■ Stated task: Quote every line of the material beneath this one.

# Data provided start

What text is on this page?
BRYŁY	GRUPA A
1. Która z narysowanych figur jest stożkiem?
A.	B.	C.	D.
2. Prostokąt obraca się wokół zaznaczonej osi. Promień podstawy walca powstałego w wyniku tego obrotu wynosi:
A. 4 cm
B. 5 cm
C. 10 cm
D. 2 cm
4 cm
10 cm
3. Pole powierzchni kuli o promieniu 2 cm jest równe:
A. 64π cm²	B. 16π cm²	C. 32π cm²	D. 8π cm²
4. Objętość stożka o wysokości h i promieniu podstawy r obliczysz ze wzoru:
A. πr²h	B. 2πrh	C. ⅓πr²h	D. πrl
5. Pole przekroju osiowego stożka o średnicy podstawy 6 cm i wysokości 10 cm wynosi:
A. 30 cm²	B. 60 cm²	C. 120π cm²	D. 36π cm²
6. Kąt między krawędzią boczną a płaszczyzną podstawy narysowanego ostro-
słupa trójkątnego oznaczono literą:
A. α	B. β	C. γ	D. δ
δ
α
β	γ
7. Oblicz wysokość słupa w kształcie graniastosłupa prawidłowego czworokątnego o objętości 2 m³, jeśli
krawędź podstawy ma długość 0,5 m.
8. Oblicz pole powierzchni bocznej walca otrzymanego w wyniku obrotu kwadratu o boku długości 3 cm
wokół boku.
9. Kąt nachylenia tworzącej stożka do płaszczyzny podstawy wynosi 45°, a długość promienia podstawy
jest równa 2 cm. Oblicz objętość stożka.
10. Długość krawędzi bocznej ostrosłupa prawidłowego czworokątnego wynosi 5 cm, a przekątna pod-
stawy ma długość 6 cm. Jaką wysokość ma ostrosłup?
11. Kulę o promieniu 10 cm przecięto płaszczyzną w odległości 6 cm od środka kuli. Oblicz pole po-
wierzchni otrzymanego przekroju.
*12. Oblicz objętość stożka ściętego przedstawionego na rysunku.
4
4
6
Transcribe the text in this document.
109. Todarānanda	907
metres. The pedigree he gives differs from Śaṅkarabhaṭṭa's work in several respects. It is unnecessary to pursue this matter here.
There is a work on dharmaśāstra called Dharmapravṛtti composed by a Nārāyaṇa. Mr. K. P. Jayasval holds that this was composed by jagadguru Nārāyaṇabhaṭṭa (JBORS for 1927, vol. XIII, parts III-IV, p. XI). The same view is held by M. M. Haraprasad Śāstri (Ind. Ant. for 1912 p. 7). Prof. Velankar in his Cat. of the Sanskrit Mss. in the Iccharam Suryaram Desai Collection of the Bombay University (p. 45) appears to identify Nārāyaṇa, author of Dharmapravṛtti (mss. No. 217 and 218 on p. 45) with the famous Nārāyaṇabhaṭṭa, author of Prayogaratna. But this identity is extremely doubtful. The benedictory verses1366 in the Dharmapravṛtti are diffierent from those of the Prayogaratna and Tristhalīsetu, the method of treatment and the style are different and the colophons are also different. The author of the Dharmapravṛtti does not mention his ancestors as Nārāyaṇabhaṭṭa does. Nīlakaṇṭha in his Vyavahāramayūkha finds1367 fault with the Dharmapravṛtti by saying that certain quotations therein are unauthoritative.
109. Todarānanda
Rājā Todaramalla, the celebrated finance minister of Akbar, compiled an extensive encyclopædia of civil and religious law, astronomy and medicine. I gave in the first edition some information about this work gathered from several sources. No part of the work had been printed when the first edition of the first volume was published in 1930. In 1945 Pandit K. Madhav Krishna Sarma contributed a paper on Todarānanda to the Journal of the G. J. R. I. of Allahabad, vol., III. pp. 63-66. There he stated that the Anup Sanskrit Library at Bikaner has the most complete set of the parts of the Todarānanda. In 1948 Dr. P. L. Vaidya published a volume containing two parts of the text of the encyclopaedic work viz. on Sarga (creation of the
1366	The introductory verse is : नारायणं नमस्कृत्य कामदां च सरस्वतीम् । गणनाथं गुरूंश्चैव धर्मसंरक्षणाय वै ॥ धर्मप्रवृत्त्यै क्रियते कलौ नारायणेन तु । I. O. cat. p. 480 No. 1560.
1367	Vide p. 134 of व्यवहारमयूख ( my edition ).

# Data provided end

■ Solution to the exercise:
What text is on this page?
BRYŁY	GRUPA A
1. Która z narysowanych figur jest stożkiem?
A.	B.	C.	D.
2. Prostokąt obraca się wokół zaznaczonej osi. Promień podstawy walca powstałego w wyniku tego obrotu wynosi:
A. 4 cm
B. 5 cm
C. 10 cm
D. 2 cm
4 cm
10 cm
3. Pole powierzchni kuli o promieniu 2 cm jest równe:
A. 64π cm²	B. 16π cm²	C. 32π cm²	D. 8π cm²
4. Objętość stożka o wysokości h i promieniu podstawy r obliczysz ze wzoru:
A. πr²h	B. 2πrh	C. ⅓πr²h	D. πrl
5. Pole przekroju osiowego stożka o średnicy podstawy 6 cm i wysokości 10 cm wynosi:
A. 30 cm²	B. 60 cm²	C. 120π cm²	D. 36π cm²
6. Kąt między krawędzią boczną a płaszczyzną podstawy narysowanego ostro-
słupa trójkątnego oznaczono literą:
A. α	B. β	C. γ	D. δ
δ
α
β	γ
7. Oblicz wysokość słupa w kształcie graniastosłupa prawidłowego czworokątnego o objętości 2 m³, jeśli
krawędź podstawy ma długość 0,5 m.
8. Oblicz pole powierzchni bocznej walca otrzymanego w wyniku obrotu kwadratu o boku długości 3 cm
wokół boku.
9. Kąt nachylenia tworzącej stożka do płaszczyzny podstawy wynosi 45°, a długość promienia podstawy
jest równa 2 cm. Oblicz objętość stożka.
10. Długość krawędzi bocznej ostrosłupa prawidłowego czworokątnego wynosi 5 cm, a przekątna pod-
stawy ma długość 6 cm. Jaką wysokość ma ostrosłup?
11. Kulę o promieniu 10 cm przecięto płaszczyzną w odległości 6 cm od środka kuli. Oblicz pole po-
wierzchni otrzymanego przekroju.
*12. Oblicz objętość stożka ściętego przedstawionego na rysunku.
4
4
6
Transcribe the text in this document.
109. Todarānanda	907
metres. The pedigree he gives differs from Śaṅkarabhaṭṭa's work in several respects. It is unnecessary to pursue this matter here.
There is a work on dharmaśāstra called Dharmapravṛtti composed by a Nārāyaṇa. Mr. K. P. Jayasval holds that this was composed by jagadguru Nārāyaṇabhaṭṭa (JBORS for 1927, vol. XIII, parts III-IV, p. XI). The same view is held by M. M. Haraprasad Śāstri (Ind. Ant. for 1912 p. 7). Prof. Velankar in his Cat. of the Sanskrit Mss. in the Iccharam Suryaram Desai Collection of the Bombay University (p. 45) appears to identify Nārāyaṇa, author of Dharmapravṛtti (mss. No. 217 and 218 on p. 45) with the famous Nārāyaṇabhaṭṭa, author of Prayogaratna. But this identity is extremely doubtful. The benedictory verses1366 in the Dharmapravṛtti are diffierent from those of the Prayogaratna and Tristhalīsetu, the method of treatment and the style are different and the colophons are also different. The author of the Dharmapravṛtti does not mention his ancestors as Nārāyaṇabhaṭṭa does. Nīlakaṇṭha in his Vyavahāramayūkha finds1367 fault with the Dharmapravṛtti by saying that certain quotations therein are unauthoritative.
109. Todarānanda
Rājā Todaramalla, the celebrated finance minister of Akbar, compiled an extensive encyclopædia of civil and religious law, astronomy and medicine. I gave in the first edition some information about this work gathered from several sources. No part of the work had been printed when the first edition of the first volume was published in 1930. In 1945 Pandit K. Madhav Krishna Sarma contributed a paper on Todarānanda to the Journal of the G. J. R. I. of Allahabad, vol., III. pp. 63-66. There he stated that the Anup Sanskrit Library at Bikaner has the most complete set of the parts of the Todarānanda. In 1948 Dr. P. L. Vaidya published a volume containing two parts of the text of the encyclopaedic work viz. on Sarga (creation of the
1366	The introductory verse is : नारायणं नमस्कृत्य कामदां च सरस्वतीम् । गणनाथं गुरूंश्चैव धर्मसंरक्षणाय वै ॥ धर्मप्रवृत्त्यै क्रियते कलौ नारायणेन तु । I. O. cat. p. 480 No. 1560.
1367	Vide p. 134 of व्यवहारमयूख ( my edition ).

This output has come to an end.